### Data entries ###

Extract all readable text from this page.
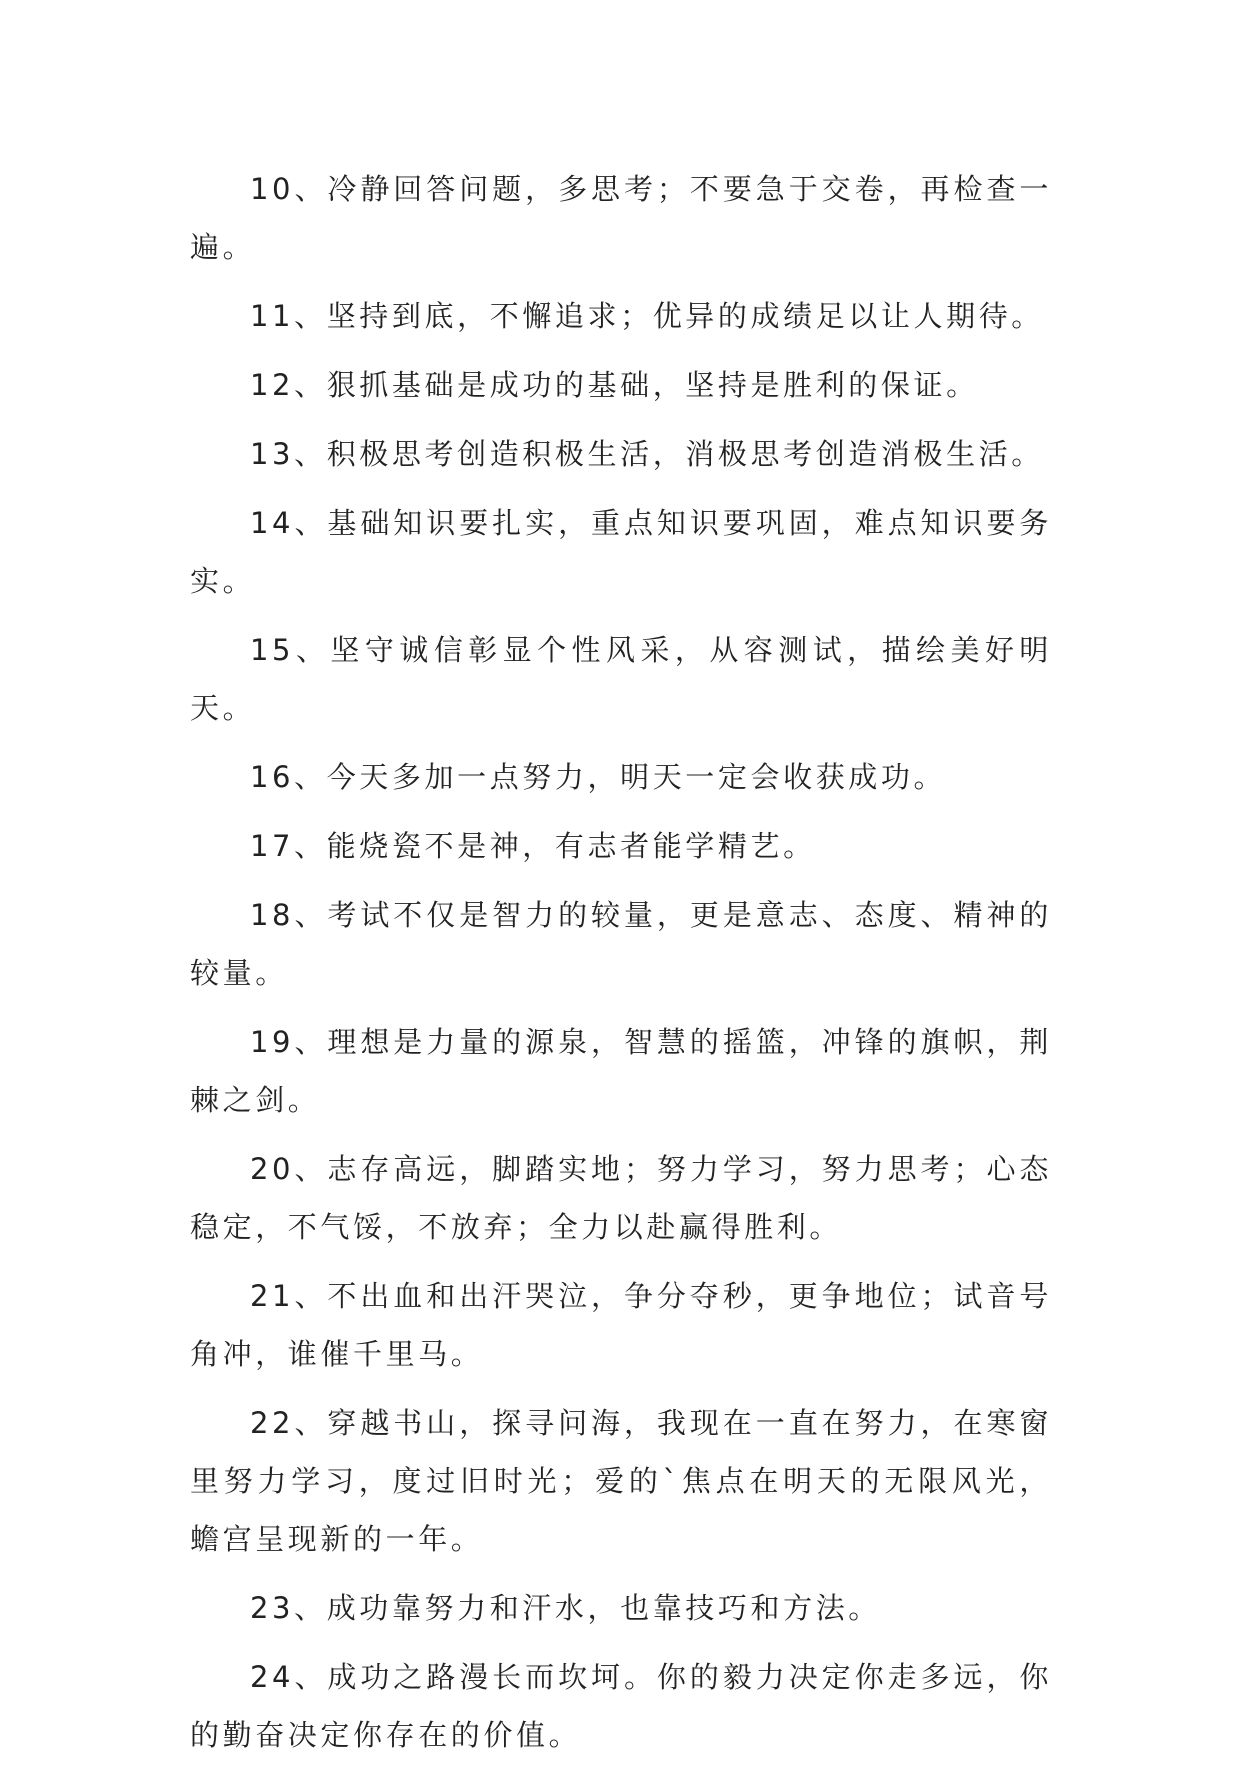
10、冷静回答问题，多思考；不要急于交卷，再检查一遍。

11、坚持到底，不懈追求；优异的成绩足以让人期待。

12、狠抓基础是成功的基础，坚持是胜利的保证。

13、积极思考创造积极生活，消极思考创造消极生活。

14、基础知识要扎实，重点知识要巩固，难点知识要务实。

15、坚守诚信彰显个性风采，从容测试，描绘美好明天。

16、今天多加一点努力，明天一定会收获成功。

17、能烧瓷不是神，有志者能学精艺。

18、考试不仅是智力的较量，更是意志、态度、精神的较量。

19、理想是力量的源泉，智慧的摇篮，冲锋的旗帜，荆棘之剑。

20、志存高远，脚踏实地；努力学习，努力思考；心态稳定，不气馁，不放弃；全力以赴赢得胜利。

21、不出血和出汗哭泣，争分夺秒，更争地位；试音号角冲，谁催千里马。

22、穿越书山，探寻问海，我现在一直在努力，在寒窗里努力学习，度过旧时光；爱的`焦点在明天的无限风光，蟾宫呈现新的一年。

23、成功靠努力和汗水，也靠技巧和方法。

24、成功之路漫长而坎坷。你的毅力决定你走多远，你的勤奋决定你存在的价值。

###

Send back the data above word for word, with the pictures left out.

In response:
Extract all readable text from this page.
10、冷静回答问题，多思考；不要急于交卷，再检查一遍。

11、坚持到底，不懈追求；优异的成绩足以让人期待。

12、狠抓基础是成功的基础，坚持是胜利的保证。

13、积极思考创造积极生活，消极思考创造消极生活。

14、基础知识要扎实，重点知识要巩固，难点知识要务实。

15、坚守诚信彰显个性风采，从容测试，描绘美好明天。

16、今天多加一点努力，明天一定会收获成功。

17、能烧瓷不是神，有志者能学精艺。

18、考试不仅是智力的较量，更是意志、态度、精神的较量。

19、理想是力量的源泉，智慧的摇篮，冲锋的旗帜，荆棘之剑。

20、志存高远，脚踏实地；努力学习，努力思考；心态稳定，不气馁，不放弃；全力以赴赢得胜利。

21、不出血和出汗哭泣，争分夺秒，更争地位；试音号角冲，谁催千里马。

22、穿越书山，探寻问海，我现在一直在努力，在寒窗里努力学习，度过旧时光；爱的`焦点在明天的无限风光，蟾宫呈现新的一年。

23、成功靠努力和汗水，也靠技巧和方法。

24、成功之路漫长而坎坷。你的毅力决定你走多远，你的勤奋决定你存在的价值。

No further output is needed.